REQUIREMENT — Tally the lines in the following entries that include the word "your"; state only the total.

DATASET RECORDS —
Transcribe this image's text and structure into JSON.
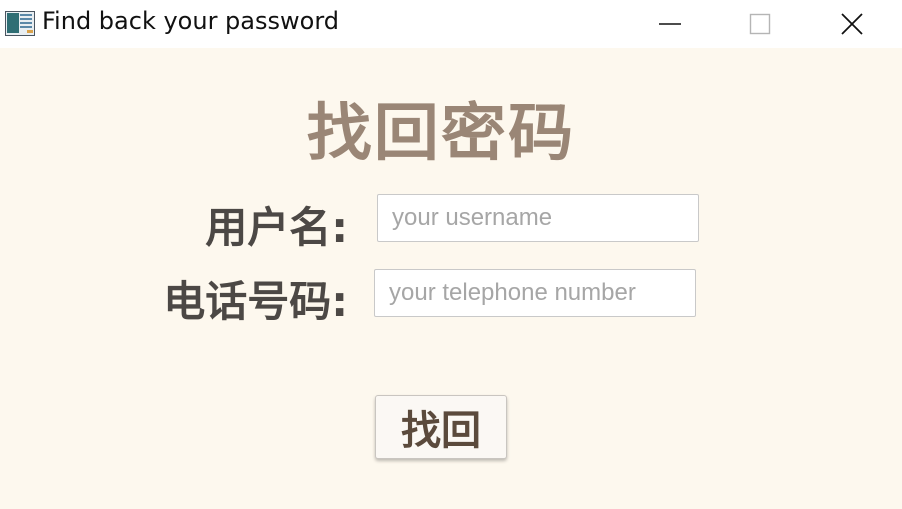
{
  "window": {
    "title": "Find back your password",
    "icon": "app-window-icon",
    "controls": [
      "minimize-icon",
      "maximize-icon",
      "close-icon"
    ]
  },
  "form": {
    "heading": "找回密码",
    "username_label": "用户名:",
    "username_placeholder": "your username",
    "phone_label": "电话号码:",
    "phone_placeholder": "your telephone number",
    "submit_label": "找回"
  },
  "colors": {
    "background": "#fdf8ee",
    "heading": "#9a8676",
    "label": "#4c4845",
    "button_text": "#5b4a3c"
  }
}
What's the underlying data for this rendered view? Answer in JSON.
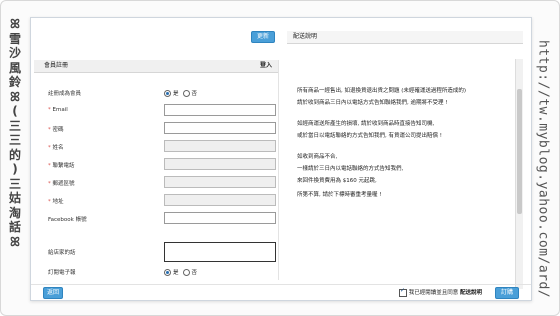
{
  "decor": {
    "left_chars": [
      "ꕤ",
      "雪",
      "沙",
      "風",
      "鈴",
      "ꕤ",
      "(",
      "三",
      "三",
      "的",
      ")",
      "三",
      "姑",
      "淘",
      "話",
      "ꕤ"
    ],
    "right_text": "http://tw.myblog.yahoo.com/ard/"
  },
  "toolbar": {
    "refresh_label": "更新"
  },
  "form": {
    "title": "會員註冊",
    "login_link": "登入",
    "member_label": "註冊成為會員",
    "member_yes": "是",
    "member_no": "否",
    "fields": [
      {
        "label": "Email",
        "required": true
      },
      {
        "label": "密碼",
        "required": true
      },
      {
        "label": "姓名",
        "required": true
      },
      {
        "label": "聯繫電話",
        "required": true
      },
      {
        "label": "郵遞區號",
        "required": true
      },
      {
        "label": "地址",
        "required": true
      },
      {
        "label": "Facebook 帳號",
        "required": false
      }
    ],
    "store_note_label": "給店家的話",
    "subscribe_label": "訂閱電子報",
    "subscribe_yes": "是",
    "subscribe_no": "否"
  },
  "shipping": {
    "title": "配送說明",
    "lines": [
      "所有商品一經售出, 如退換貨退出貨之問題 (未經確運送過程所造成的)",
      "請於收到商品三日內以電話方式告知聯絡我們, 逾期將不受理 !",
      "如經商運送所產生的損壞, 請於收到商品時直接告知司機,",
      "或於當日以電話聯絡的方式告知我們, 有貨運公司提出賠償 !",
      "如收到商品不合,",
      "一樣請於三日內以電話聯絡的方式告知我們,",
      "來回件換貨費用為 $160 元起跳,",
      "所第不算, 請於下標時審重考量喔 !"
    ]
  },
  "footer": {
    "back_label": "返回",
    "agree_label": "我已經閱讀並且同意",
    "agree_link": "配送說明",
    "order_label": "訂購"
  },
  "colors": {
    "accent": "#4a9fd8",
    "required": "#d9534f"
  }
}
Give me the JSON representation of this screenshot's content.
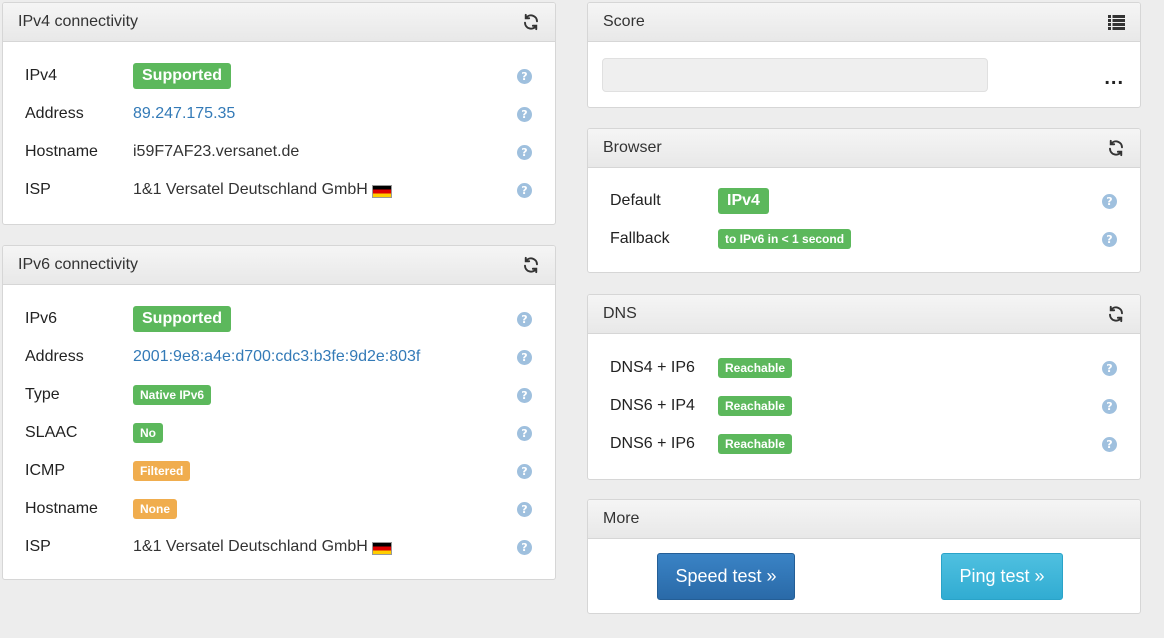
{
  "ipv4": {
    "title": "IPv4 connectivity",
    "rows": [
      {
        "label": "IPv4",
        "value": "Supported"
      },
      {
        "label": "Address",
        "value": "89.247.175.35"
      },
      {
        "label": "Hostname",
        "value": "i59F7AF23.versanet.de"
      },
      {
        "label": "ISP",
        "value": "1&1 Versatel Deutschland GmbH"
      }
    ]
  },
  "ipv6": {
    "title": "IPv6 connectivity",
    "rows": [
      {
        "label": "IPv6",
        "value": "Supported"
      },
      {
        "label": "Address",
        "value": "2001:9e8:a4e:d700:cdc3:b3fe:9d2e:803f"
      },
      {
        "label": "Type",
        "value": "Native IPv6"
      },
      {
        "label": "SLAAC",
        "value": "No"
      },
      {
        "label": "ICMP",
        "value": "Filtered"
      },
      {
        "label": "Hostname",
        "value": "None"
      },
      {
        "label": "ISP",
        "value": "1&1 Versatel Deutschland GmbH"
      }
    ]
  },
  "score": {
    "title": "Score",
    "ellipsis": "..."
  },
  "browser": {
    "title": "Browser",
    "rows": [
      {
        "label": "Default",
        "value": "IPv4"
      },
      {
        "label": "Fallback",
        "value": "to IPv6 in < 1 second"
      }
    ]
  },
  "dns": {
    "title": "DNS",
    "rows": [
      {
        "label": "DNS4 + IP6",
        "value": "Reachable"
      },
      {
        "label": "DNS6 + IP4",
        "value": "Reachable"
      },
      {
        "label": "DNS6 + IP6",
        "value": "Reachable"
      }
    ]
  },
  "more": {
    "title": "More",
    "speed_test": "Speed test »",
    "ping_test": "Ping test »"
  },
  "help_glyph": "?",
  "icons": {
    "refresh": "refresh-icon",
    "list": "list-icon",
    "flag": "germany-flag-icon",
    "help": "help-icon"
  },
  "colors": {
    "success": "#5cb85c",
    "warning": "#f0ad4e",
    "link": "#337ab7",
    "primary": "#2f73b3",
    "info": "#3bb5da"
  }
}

THE REPLY — 3